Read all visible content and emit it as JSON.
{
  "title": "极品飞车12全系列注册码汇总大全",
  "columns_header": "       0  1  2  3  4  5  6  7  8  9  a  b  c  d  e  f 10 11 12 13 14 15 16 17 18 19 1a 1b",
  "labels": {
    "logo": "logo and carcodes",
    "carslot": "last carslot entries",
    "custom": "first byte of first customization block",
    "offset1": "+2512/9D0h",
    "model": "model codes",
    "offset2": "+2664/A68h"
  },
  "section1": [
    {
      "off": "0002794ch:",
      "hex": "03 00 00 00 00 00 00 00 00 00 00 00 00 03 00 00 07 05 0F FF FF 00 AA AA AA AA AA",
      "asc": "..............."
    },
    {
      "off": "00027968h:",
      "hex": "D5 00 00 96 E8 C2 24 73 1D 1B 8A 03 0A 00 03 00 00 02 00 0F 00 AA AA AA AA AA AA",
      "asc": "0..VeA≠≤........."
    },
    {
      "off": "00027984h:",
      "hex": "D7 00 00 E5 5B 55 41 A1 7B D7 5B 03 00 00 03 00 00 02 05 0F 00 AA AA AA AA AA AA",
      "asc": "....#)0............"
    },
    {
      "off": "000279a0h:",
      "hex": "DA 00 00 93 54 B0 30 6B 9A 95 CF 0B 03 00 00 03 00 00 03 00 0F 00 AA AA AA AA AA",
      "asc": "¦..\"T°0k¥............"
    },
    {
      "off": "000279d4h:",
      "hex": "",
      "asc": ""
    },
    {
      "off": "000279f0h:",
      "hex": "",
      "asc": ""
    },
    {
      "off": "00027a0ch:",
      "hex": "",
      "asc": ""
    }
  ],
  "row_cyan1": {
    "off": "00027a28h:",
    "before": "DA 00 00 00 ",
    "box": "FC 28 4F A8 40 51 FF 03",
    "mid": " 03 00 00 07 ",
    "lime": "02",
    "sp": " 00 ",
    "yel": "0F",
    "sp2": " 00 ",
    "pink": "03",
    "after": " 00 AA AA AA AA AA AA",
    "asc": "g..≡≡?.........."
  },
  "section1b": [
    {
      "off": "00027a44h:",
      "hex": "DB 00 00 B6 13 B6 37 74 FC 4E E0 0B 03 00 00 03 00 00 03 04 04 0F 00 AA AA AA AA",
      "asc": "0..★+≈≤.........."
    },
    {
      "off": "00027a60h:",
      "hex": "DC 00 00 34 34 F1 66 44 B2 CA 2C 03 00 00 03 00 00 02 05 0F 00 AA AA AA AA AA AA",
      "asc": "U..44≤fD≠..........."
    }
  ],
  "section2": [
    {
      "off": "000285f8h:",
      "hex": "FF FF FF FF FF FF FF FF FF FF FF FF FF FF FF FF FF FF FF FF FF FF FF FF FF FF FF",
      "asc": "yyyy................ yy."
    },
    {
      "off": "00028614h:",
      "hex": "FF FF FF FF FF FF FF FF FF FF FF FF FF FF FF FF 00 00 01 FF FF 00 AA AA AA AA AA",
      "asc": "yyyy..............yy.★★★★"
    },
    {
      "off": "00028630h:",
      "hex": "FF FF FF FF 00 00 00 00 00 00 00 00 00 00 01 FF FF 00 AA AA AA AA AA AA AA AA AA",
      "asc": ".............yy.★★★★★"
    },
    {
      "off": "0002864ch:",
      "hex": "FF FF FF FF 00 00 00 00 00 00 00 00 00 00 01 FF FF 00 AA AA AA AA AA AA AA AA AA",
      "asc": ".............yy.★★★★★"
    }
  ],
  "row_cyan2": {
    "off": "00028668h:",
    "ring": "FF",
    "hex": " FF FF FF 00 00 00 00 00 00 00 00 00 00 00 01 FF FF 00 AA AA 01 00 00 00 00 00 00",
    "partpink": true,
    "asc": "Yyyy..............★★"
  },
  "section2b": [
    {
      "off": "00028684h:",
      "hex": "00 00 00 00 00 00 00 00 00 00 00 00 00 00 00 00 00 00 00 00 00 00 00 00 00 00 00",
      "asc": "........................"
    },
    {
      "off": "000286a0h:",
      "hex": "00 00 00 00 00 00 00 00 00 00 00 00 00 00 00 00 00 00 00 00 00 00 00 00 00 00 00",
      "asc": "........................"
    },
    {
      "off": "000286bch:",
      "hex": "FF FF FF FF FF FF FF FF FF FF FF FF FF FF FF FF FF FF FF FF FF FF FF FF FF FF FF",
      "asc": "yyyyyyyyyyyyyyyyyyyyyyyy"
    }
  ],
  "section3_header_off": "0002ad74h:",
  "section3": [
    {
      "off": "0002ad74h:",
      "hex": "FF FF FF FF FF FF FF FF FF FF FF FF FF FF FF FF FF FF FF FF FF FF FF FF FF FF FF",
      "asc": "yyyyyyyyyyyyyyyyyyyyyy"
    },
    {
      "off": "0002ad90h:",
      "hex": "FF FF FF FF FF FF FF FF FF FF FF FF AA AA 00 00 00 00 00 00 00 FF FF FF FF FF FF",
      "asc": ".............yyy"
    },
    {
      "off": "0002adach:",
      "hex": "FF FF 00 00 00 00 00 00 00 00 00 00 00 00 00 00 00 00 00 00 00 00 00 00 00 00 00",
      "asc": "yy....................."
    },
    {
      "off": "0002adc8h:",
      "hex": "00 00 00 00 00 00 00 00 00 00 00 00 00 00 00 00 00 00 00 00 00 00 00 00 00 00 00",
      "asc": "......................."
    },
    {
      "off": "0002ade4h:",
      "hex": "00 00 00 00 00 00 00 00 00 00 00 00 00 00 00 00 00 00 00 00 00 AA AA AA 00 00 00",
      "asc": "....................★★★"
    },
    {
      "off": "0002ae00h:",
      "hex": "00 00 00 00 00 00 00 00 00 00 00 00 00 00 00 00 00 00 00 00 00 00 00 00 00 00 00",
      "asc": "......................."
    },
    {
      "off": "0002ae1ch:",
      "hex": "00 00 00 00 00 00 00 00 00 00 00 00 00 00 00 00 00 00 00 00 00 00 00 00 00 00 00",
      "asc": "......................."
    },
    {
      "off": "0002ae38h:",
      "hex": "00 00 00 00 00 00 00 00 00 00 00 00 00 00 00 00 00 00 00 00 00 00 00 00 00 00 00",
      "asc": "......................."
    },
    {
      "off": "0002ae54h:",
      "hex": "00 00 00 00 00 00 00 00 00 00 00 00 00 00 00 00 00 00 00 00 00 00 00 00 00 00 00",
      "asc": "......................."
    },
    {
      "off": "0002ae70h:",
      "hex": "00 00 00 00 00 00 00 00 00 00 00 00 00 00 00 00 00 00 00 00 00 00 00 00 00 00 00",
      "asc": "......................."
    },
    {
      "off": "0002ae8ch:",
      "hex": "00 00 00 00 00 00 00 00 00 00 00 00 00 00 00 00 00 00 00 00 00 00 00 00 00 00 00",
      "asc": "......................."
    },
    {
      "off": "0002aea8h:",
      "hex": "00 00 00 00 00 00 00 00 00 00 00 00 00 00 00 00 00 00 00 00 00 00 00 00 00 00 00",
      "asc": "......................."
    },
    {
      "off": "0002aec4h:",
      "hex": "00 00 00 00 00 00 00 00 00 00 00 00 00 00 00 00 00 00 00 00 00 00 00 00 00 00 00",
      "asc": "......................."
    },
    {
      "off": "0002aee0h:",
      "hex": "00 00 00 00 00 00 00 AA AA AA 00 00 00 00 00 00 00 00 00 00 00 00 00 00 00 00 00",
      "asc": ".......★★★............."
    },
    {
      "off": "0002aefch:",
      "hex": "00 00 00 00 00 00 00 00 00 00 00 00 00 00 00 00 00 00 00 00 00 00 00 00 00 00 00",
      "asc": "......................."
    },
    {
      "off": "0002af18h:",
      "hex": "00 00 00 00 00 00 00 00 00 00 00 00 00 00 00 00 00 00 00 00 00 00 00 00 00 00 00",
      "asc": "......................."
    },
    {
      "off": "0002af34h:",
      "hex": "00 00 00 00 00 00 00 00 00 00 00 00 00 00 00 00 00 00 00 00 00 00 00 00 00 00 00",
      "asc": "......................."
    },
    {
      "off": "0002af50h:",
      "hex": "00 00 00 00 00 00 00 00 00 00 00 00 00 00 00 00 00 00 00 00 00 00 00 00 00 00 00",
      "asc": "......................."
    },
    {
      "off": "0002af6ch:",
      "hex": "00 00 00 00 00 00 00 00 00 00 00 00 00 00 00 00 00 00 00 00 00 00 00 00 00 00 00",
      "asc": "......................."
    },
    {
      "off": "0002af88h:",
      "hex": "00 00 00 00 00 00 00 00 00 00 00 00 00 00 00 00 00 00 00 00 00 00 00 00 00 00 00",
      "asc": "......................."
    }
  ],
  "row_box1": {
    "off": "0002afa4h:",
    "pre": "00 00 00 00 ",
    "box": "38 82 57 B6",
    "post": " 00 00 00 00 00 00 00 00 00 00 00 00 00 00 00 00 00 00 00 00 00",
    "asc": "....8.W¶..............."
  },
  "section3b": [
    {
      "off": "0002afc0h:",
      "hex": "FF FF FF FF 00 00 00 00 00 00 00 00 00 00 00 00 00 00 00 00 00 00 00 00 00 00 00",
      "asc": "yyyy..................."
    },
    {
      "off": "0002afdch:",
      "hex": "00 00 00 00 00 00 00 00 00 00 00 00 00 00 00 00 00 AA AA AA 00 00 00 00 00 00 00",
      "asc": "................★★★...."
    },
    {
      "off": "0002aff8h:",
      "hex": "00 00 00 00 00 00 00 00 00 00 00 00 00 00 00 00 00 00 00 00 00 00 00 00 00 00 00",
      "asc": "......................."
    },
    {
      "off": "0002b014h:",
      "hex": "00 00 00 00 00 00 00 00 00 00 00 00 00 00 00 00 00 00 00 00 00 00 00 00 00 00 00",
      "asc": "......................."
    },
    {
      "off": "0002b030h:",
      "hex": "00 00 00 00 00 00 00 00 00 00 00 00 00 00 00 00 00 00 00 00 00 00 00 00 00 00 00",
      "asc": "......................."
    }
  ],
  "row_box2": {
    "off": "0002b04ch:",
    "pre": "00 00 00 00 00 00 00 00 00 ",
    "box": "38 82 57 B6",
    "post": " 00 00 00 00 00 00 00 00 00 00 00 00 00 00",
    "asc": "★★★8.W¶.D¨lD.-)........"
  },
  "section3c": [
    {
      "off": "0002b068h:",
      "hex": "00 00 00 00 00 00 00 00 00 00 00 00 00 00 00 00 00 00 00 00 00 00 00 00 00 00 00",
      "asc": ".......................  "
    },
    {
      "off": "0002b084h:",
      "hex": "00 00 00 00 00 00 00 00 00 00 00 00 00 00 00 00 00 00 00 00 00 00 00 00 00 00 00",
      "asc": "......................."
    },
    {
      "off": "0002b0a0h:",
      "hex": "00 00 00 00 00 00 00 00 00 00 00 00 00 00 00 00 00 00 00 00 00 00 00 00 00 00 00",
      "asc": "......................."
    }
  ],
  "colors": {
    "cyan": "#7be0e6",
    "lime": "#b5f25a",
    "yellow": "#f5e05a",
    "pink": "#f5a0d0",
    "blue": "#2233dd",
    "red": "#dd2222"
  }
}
_ _ _ _ _ _ _
• _Directions for this task_
In the lines above, locate the string "post". Copy every line where it occurs.

• _Solution to this exercise_
    "post": " 00 00 00 00 00 00 00 00 00 00 00 00 00 00 00 00 00 00 00 00 00",
    "post": " 00 00 00 00 00 00 00 00 00 00 00 00 00 00",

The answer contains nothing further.